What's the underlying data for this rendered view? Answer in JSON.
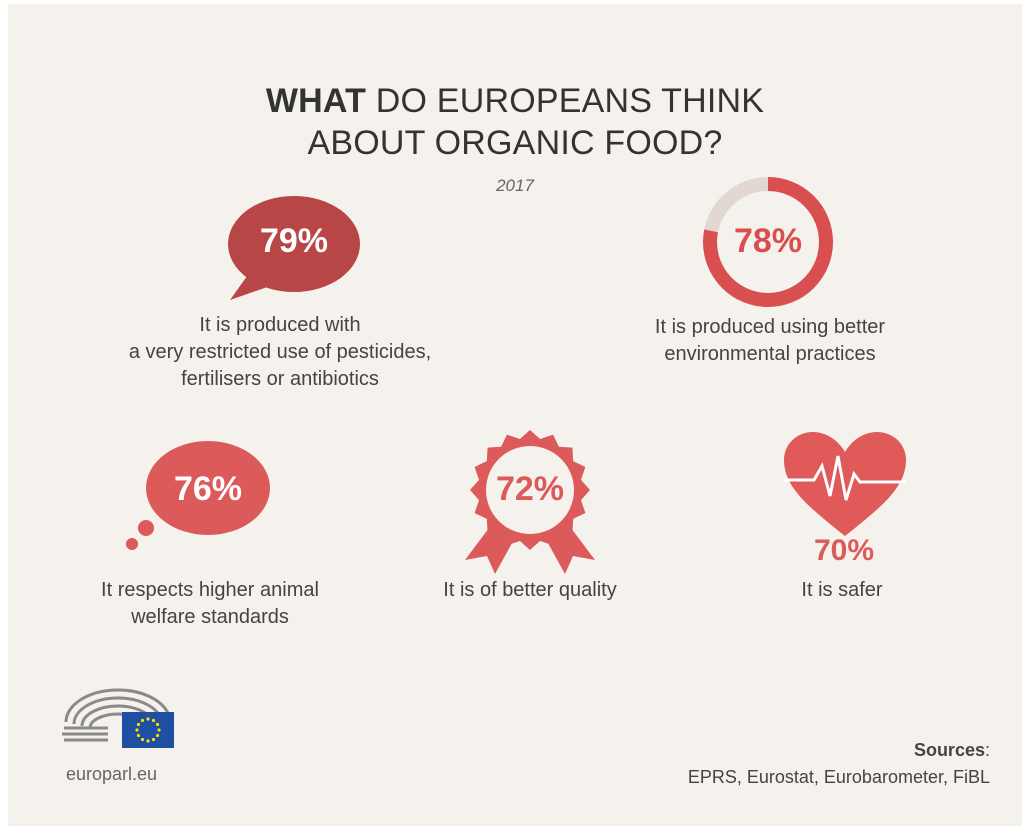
{
  "title": {
    "strong": "WHAT",
    "rest_line1": "DO EUROPEANS THINK",
    "line2": "ABOUT ORGANIC FOOD?"
  },
  "year": "2017",
  "stats": [
    {
      "value": 79,
      "label": "79%",
      "text_lines": [
        "It is produced with",
        "a very restricted use of pesticides,",
        "fertilisers or antibiotics"
      ],
      "icon": "speech-bubble-icon"
    },
    {
      "value": 78,
      "label": "78%",
      "text_lines": [
        "It is produced using better",
        "environmental practices"
      ],
      "icon": "donut-ring-icon"
    },
    {
      "value": 76,
      "label": "76%",
      "text_lines": [
        "It respects higher animal",
        "welfare standards"
      ],
      "icon": "thought-bubble-icon"
    },
    {
      "value": 72,
      "label": "72%",
      "text_lines": [
        "It is of better quality"
      ],
      "icon": "rosette-ribbon-icon"
    },
    {
      "value": 70,
      "label": "70%",
      "text_lines": [
        "It is safer"
      ],
      "icon": "heartbeat-heart-icon"
    }
  ],
  "sources": {
    "heading": "Sources",
    "colon": ":",
    "list": "EPRS, Eurostat, Eurobarometer, FiBL"
  },
  "footer": {
    "site": "europarl.eu",
    "logo": "european-parliament-logo"
  },
  "colors": {
    "dark_red": "#b84646",
    "red": "#dd5a5a",
    "ring_track": "#e2d8d0",
    "background": "#f5f1ed"
  }
}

OBJECTIVE :: Set each line of the records down exactly, leaving every picture out.

WORKED ANSWER ::
What's the underlying data for this rendered view? Answer in JSON.
{
  "title": {
    "strong": "WHAT",
    "rest_line1": "DO EUROPEANS THINK",
    "line2": "ABOUT ORGANIC FOOD?"
  },
  "year": "2017",
  "stats": [
    {
      "value": 79,
      "label": "79%",
      "text_lines": [
        "It is produced with",
        "a very restricted use of pesticides,",
        "fertilisers or antibiotics"
      ],
      "icon": "speech-bubble-icon"
    },
    {
      "value": 78,
      "label": "78%",
      "text_lines": [
        "It is produced using better",
        "environmental practices"
      ],
      "icon": "donut-ring-icon"
    },
    {
      "value": 76,
      "label": "76%",
      "text_lines": [
        "It respects higher animal",
        "welfare standards"
      ],
      "icon": "thought-bubble-icon"
    },
    {
      "value": 72,
      "label": "72%",
      "text_lines": [
        "It is of better quality"
      ],
      "icon": "rosette-ribbon-icon"
    },
    {
      "value": 70,
      "label": "70%",
      "text_lines": [
        "It is safer"
      ],
      "icon": "heartbeat-heart-icon"
    }
  ],
  "sources": {
    "heading": "Sources",
    "colon": ":",
    "list": "EPRS, Eurostat, Eurobarometer, FiBL"
  },
  "footer": {
    "site": "europarl.eu",
    "logo": "european-parliament-logo"
  },
  "colors": {
    "dark_red": "#b84646",
    "red": "#dd5a5a",
    "ring_track": "#e2d8d0",
    "background": "#f5f1ed"
  }
}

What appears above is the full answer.